◆ **Work to be completed**: Each line below must be set down exactly; omit any image you find.

[Records from a collection]
• • • • •

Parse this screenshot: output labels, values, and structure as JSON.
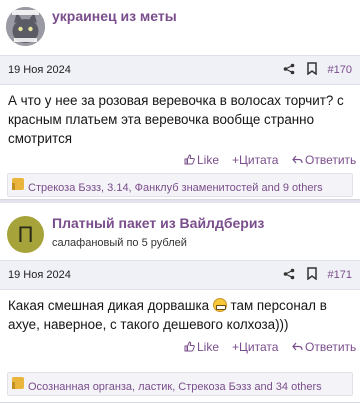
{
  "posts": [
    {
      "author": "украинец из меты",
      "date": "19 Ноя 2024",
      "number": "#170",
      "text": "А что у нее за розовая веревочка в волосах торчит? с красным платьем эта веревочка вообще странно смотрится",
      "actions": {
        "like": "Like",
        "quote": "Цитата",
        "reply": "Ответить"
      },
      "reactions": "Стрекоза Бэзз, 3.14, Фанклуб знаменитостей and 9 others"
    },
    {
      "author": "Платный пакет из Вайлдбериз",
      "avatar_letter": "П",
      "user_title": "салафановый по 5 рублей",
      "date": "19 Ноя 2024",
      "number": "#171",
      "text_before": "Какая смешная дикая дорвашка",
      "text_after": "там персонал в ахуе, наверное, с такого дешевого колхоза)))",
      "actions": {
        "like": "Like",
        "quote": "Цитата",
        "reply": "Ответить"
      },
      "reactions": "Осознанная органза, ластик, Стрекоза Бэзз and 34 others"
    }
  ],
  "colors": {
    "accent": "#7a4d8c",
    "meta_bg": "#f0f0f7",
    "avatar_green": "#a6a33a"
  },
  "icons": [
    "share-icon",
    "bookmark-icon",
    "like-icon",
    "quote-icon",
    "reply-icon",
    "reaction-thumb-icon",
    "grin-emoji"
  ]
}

• • • • •

◆ **Task solution**:
Parse this screenshot: output labels, values, and structure as JSON.
{
  "posts": [
    {
      "author": "украинец из меты",
      "date": "19 Ноя 2024",
      "number": "#170",
      "text": "А что у нее за розовая веревочка в волосах торчит? с красным платьем эта веревочка вообще странно смотрится",
      "actions": {
        "like": "Like",
        "quote": "Цитата",
        "reply": "Ответить"
      },
      "reactions": "Стрекоза Бэзз, 3.14, Фанклуб знаменитостей and 9 others"
    },
    {
      "author": "Платный пакет из Вайлдбериз",
      "avatar_letter": "П",
      "user_title": "салафановый по 5 рублей",
      "date": "19 Ноя 2024",
      "number": "#171",
      "text_before": "Какая смешная дикая дорвашка",
      "text_after": "там персонал в ахуе, наверное, с такого дешевого колхоза)))",
      "actions": {
        "like": "Like",
        "quote": "Цитата",
        "reply": "Ответить"
      },
      "reactions": "Осознанная органза, ластик, Стрекоза Бэзз and 34 others"
    }
  ],
  "colors": {
    "accent": "#7a4d8c",
    "meta_bg": "#f0f0f7",
    "avatar_green": "#a6a33a"
  },
  "icons": [
    "share-icon",
    "bookmark-icon",
    "like-icon",
    "quote-icon",
    "reply-icon",
    "reaction-thumb-icon",
    "grin-emoji"
  ]
}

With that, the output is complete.